Saved entries
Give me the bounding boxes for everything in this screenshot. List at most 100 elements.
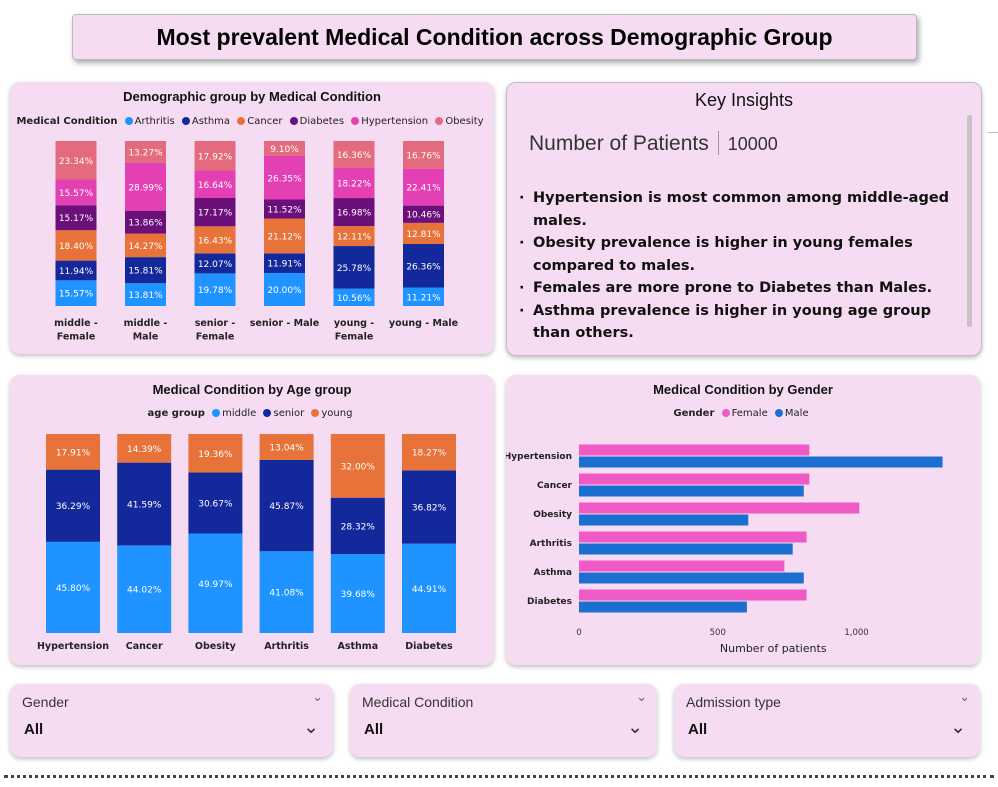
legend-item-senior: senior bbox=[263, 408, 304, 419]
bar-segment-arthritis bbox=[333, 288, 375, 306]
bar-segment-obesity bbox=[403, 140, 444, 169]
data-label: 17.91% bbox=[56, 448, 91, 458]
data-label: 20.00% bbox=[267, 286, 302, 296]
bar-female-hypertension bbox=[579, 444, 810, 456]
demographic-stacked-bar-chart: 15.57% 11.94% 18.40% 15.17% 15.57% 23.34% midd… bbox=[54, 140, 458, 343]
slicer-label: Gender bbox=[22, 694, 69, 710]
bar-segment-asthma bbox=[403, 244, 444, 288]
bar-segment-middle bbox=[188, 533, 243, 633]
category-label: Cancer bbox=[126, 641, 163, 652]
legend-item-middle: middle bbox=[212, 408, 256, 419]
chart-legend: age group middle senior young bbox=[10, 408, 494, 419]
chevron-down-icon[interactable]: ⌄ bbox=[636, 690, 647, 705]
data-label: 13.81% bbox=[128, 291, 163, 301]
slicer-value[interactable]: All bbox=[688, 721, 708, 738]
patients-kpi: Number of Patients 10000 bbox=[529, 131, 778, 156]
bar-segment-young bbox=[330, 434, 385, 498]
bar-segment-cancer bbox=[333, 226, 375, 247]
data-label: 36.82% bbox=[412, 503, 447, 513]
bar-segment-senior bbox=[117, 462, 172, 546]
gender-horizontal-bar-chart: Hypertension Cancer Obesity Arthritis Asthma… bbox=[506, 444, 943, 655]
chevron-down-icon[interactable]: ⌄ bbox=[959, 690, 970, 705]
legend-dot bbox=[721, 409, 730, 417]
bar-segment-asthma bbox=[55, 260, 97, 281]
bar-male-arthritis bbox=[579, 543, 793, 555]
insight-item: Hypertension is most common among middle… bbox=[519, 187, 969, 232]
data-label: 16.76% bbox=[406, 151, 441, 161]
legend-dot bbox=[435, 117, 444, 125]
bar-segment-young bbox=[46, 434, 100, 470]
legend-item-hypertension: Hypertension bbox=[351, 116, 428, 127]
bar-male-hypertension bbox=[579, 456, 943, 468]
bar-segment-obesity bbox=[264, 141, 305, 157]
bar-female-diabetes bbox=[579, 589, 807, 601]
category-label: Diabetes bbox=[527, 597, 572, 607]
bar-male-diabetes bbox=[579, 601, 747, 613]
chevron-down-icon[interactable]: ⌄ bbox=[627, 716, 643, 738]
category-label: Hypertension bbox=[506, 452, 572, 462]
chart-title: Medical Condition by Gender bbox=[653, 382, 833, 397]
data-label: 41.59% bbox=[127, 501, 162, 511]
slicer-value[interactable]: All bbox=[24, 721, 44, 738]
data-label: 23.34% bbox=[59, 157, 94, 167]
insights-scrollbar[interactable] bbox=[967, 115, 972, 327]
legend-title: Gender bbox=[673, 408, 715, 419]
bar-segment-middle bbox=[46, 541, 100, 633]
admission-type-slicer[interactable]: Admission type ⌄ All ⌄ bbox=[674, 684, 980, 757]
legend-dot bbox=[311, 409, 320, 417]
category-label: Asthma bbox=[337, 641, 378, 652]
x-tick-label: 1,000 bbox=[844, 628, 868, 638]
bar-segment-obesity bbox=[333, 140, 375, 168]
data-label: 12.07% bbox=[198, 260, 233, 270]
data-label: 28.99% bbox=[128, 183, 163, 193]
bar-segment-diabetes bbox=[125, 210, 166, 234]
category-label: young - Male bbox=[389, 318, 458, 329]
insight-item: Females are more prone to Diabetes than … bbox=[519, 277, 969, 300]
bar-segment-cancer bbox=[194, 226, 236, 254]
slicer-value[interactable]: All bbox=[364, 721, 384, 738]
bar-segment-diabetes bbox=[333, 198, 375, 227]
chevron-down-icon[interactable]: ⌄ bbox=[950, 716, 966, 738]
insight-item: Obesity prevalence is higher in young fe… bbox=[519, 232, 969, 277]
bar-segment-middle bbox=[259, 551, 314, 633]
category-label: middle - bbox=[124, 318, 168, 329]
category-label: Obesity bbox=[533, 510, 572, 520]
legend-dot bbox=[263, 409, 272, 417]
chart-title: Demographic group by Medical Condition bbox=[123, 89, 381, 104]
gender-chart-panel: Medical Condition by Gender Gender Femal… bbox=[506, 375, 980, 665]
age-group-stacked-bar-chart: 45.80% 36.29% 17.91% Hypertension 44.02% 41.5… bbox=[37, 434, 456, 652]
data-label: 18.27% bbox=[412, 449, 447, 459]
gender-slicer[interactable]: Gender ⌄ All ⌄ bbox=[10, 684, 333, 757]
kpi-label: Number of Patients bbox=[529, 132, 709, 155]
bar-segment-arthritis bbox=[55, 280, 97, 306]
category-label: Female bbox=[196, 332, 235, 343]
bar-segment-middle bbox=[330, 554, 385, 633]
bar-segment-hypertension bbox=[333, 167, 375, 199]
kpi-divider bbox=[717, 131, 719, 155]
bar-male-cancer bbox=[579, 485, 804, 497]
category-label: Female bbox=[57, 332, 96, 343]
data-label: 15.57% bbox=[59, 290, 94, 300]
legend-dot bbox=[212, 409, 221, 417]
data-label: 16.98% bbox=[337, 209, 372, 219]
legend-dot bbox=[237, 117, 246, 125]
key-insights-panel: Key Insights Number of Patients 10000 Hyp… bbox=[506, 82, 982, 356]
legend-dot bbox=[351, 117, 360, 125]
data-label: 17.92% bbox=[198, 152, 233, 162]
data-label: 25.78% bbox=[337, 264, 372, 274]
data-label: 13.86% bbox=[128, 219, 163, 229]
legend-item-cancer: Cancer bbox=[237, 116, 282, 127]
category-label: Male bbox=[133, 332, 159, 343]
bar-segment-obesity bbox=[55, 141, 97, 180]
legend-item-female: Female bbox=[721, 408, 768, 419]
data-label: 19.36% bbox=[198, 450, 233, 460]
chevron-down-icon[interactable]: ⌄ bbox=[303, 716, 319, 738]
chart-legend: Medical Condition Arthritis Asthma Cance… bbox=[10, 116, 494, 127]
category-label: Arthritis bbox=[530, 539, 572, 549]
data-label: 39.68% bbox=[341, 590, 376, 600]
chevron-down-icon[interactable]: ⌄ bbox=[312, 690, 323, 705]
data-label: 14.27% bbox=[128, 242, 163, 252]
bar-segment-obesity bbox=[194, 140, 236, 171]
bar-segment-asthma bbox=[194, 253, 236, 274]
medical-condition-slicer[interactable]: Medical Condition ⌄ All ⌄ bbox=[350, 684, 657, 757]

| Problem statement |
Each line carrying the string "most" should be copied out from the entries.

| Output of the task |
Give me the bounding boxes for everything in this screenshot. List at most 100 elements.
insight-item: Hypertension is most common among middle… bbox=[519, 187, 969, 232]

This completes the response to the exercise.